**Supplied data:**
= = = = =

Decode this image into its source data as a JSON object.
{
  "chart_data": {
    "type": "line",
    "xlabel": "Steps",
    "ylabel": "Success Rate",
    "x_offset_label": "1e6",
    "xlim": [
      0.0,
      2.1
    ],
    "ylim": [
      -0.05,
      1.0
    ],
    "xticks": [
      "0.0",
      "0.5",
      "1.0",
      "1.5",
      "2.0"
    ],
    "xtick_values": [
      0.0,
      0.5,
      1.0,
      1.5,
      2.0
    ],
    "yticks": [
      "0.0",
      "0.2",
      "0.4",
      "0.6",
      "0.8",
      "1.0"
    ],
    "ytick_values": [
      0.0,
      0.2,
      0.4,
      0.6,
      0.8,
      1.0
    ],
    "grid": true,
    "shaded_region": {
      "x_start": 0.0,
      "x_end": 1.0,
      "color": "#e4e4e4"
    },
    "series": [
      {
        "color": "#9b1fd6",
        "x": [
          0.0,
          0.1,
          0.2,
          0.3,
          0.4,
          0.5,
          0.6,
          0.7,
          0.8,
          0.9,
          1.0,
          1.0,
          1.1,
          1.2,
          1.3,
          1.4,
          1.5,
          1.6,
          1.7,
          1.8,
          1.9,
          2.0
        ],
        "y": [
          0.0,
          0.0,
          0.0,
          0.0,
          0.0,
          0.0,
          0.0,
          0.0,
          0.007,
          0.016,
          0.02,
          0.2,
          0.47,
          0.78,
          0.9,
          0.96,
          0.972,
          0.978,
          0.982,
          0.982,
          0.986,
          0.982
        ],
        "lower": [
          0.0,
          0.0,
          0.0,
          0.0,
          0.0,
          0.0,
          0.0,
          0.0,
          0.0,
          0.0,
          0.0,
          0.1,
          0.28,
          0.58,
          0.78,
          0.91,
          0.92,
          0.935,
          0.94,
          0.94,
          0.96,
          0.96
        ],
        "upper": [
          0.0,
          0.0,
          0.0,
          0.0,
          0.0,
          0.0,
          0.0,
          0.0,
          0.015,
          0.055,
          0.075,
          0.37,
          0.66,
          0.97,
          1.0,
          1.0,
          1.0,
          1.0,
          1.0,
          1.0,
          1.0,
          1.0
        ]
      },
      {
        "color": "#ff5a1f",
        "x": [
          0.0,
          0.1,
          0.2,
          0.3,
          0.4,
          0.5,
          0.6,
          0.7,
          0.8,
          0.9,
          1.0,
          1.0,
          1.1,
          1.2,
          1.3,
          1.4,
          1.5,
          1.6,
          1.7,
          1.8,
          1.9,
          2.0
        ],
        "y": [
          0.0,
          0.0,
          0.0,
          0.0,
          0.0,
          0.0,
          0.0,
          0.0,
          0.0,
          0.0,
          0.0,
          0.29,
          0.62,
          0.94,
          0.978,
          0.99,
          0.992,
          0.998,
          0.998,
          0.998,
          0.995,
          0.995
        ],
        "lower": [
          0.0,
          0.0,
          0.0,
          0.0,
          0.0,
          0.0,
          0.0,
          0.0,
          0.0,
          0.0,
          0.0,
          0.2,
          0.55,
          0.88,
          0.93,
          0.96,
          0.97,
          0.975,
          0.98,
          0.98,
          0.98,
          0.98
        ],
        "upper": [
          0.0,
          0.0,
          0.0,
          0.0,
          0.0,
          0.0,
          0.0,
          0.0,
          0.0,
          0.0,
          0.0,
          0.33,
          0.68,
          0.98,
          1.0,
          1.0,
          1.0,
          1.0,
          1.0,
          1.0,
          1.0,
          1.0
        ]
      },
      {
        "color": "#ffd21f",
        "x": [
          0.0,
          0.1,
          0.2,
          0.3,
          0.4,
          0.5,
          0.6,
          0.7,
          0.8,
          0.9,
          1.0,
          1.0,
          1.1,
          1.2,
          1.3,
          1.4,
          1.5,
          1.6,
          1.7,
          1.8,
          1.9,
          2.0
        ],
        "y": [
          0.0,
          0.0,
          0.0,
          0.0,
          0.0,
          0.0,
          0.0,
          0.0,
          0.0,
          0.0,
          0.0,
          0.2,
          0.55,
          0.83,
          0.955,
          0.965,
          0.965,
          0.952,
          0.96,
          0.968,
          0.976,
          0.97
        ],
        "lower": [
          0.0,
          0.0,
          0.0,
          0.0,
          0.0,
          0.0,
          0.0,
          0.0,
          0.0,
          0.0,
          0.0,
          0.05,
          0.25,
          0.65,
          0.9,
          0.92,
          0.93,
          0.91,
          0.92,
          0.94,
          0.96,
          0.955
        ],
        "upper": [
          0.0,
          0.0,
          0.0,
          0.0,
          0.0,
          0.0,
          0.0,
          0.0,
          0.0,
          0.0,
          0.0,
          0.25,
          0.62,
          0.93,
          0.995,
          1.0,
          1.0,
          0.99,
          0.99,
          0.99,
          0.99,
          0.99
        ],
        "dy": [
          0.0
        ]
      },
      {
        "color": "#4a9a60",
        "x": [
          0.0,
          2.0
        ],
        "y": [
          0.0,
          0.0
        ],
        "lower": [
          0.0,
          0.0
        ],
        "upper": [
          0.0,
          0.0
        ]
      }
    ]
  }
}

= = = = =

Once more, set down the full listing, verbatim.

Decode this image into its source data as a JSON object.
{
  "chart_data": {
    "type": "line",
    "xlabel": "Steps",
    "ylabel": "Success Rate",
    "x_offset_label": "1e6",
    "xlim": [
      0.0,
      2.1
    ],
    "ylim": [
      -0.05,
      1.0
    ],
    "xticks": [
      "0.0",
      "0.5",
      "1.0",
      "1.5",
      "2.0"
    ],
    "xtick_values": [
      0.0,
      0.5,
      1.0,
      1.5,
      2.0
    ],
    "yticks": [
      "0.0",
      "0.2",
      "0.4",
      "0.6",
      "0.8",
      "1.0"
    ],
    "ytick_values": [
      0.0,
      0.2,
      0.4,
      0.6,
      0.8,
      1.0
    ],
    "grid": true,
    "shaded_region": {
      "x_start": 0.0,
      "x_end": 1.0,
      "color": "#e4e4e4"
    },
    "series": [
      {
        "color": "#9b1fd6",
        "x": [
          0.0,
          0.1,
          0.2,
          0.3,
          0.4,
          0.5,
          0.6,
          0.7,
          0.8,
          0.9,
          1.0,
          1.0,
          1.1,
          1.2,
          1.3,
          1.4,
          1.5,
          1.6,
          1.7,
          1.8,
          1.9,
          2.0
        ],
        "y": [
          0.0,
          0.0,
          0.0,
          0.0,
          0.0,
          0.0,
          0.0,
          0.0,
          0.007,
          0.016,
          0.02,
          0.2,
          0.47,
          0.78,
          0.9,
          0.96,
          0.972,
          0.978,
          0.982,
          0.982,
          0.986,
          0.982
        ],
        "lower": [
          0.0,
          0.0,
          0.0,
          0.0,
          0.0,
          0.0,
          0.0,
          0.0,
          0.0,
          0.0,
          0.0,
          0.1,
          0.28,
          0.58,
          0.78,
          0.91,
          0.92,
          0.935,
          0.94,
          0.94,
          0.96,
          0.96
        ],
        "upper": [
          0.0,
          0.0,
          0.0,
          0.0,
          0.0,
          0.0,
          0.0,
          0.0,
          0.015,
          0.055,
          0.075,
          0.37,
          0.66,
          0.97,
          1.0,
          1.0,
          1.0,
          1.0,
          1.0,
          1.0,
          1.0,
          1.0
        ]
      },
      {
        "color": "#ff5a1f",
        "x": [
          0.0,
          0.1,
          0.2,
          0.3,
          0.4,
          0.5,
          0.6,
          0.7,
          0.8,
          0.9,
          1.0,
          1.0,
          1.1,
          1.2,
          1.3,
          1.4,
          1.5,
          1.6,
          1.7,
          1.8,
          1.9,
          2.0
        ],
        "y": [
          0.0,
          0.0,
          0.0,
          0.0,
          0.0,
          0.0,
          0.0,
          0.0,
          0.0,
          0.0,
          0.0,
          0.29,
          0.62,
          0.94,
          0.978,
          0.99,
          0.992,
          0.998,
          0.998,
          0.998,
          0.995,
          0.995
        ],
        "lower": [
          0.0,
          0.0,
          0.0,
          0.0,
          0.0,
          0.0,
          0.0,
          0.0,
          0.0,
          0.0,
          0.0,
          0.2,
          0.55,
          0.88,
          0.93,
          0.96,
          0.97,
          0.975,
          0.98,
          0.98,
          0.98,
          0.98
        ],
        "upper": [
          0.0,
          0.0,
          0.0,
          0.0,
          0.0,
          0.0,
          0.0,
          0.0,
          0.0,
          0.0,
          0.0,
          0.33,
          0.68,
          0.98,
          1.0,
          1.0,
          1.0,
          1.0,
          1.0,
          1.0,
          1.0,
          1.0
        ]
      },
      {
        "color": "#ffd21f",
        "x": [
          0.0,
          0.1,
          0.2,
          0.3,
          0.4,
          0.5,
          0.6,
          0.7,
          0.8,
          0.9,
          1.0,
          1.0,
          1.1,
          1.2,
          1.3,
          1.4,
          1.5,
          1.6,
          1.7,
          1.8,
          1.9,
          2.0
        ],
        "y": [
          0.0,
          0.0,
          0.0,
          0.0,
          0.0,
          0.0,
          0.0,
          0.0,
          0.0,
          0.0,
          0.0,
          0.2,
          0.55,
          0.83,
          0.955,
          0.965,
          0.965,
          0.952,
          0.96,
          0.968,
          0.976,
          0.97
        ],
        "lower": [
          0.0,
          0.0,
          0.0,
          0.0,
          0.0,
          0.0,
          0.0,
          0.0,
          0.0,
          0.0,
          0.0,
          0.05,
          0.25,
          0.65,
          0.9,
          0.92,
          0.93,
          0.91,
          0.92,
          0.94,
          0.96,
          0.955
        ],
        "upper": [
          0.0,
          0.0,
          0.0,
          0.0,
          0.0,
          0.0,
          0.0,
          0.0,
          0.0,
          0.0,
          0.0,
          0.25,
          0.62,
          0.93,
          0.995,
          1.0,
          1.0,
          0.99,
          0.99,
          0.99,
          0.99,
          0.99
        ],
        "dy": [
          0.0
        ]
      },
      {
        "color": "#4a9a60",
        "x": [
          0.0,
          2.0
        ],
        "y": [
          0.0,
          0.0
        ],
        "lower": [
          0.0,
          0.0
        ],
        "upper": [
          0.0,
          0.0
        ]
      }
    ]
  }
}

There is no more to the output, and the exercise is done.